Count the lines in the entries below that contain the word "Immigrants", with case counting, and give only the number.

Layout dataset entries

▼

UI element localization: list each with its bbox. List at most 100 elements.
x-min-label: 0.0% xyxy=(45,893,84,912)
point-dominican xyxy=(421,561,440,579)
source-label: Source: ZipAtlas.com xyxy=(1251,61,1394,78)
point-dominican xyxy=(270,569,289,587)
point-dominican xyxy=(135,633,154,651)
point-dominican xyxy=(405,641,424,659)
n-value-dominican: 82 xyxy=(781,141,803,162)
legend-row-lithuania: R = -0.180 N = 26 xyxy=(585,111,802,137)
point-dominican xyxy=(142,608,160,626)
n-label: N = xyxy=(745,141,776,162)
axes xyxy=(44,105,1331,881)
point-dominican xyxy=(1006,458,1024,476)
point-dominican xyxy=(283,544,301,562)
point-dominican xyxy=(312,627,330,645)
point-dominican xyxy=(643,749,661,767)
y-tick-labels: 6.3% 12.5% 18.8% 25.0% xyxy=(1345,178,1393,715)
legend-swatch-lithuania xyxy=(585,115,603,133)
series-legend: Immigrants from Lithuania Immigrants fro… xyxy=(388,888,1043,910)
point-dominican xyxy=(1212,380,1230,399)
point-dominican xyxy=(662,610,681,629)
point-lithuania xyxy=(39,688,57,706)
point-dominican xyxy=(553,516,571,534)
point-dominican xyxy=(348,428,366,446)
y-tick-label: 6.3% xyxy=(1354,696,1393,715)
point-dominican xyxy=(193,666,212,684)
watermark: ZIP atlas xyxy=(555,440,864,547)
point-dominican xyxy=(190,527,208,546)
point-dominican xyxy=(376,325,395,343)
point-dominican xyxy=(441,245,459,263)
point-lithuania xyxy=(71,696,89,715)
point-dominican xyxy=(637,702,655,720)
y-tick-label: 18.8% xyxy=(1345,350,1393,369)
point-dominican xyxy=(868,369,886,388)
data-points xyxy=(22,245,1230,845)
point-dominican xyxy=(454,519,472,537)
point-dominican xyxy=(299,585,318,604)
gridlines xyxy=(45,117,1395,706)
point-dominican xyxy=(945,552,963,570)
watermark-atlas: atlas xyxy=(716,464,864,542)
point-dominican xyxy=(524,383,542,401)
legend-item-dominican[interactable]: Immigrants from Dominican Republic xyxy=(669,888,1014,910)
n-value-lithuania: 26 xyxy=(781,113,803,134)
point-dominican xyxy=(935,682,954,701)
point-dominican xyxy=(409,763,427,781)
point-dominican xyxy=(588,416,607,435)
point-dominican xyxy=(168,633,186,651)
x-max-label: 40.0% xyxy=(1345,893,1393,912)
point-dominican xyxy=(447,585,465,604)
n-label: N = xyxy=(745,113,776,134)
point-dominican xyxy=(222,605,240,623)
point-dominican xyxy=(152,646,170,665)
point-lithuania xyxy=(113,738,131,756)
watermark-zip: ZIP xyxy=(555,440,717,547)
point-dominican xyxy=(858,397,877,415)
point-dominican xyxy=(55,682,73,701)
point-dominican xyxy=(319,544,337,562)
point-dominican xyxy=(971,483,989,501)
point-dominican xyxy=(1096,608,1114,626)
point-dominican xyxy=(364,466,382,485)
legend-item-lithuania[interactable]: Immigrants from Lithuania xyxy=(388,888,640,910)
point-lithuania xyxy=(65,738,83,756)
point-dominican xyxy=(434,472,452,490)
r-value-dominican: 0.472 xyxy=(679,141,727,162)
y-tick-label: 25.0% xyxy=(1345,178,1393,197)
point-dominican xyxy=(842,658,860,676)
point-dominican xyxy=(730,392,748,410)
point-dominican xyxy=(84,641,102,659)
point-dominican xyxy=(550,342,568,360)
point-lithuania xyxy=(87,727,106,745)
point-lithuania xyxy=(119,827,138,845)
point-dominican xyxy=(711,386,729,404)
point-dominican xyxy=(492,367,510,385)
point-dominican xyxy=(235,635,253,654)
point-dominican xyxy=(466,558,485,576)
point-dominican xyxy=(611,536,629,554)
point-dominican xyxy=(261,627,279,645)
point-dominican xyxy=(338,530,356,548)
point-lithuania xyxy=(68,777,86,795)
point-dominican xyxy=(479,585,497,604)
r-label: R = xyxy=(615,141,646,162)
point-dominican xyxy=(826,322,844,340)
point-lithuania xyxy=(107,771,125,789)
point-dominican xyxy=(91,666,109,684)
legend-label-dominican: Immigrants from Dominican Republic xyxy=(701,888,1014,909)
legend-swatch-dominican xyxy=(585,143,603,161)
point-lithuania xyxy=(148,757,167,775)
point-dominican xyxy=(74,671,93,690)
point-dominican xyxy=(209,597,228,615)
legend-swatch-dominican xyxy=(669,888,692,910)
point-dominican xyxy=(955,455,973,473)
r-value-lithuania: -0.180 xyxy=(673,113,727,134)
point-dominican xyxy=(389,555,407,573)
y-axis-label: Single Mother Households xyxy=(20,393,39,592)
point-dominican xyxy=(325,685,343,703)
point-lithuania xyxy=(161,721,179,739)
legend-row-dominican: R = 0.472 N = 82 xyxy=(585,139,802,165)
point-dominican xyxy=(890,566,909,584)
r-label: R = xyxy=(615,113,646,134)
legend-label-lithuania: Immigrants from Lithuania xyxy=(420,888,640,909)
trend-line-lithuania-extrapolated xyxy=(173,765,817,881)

▲

### [Task output]
5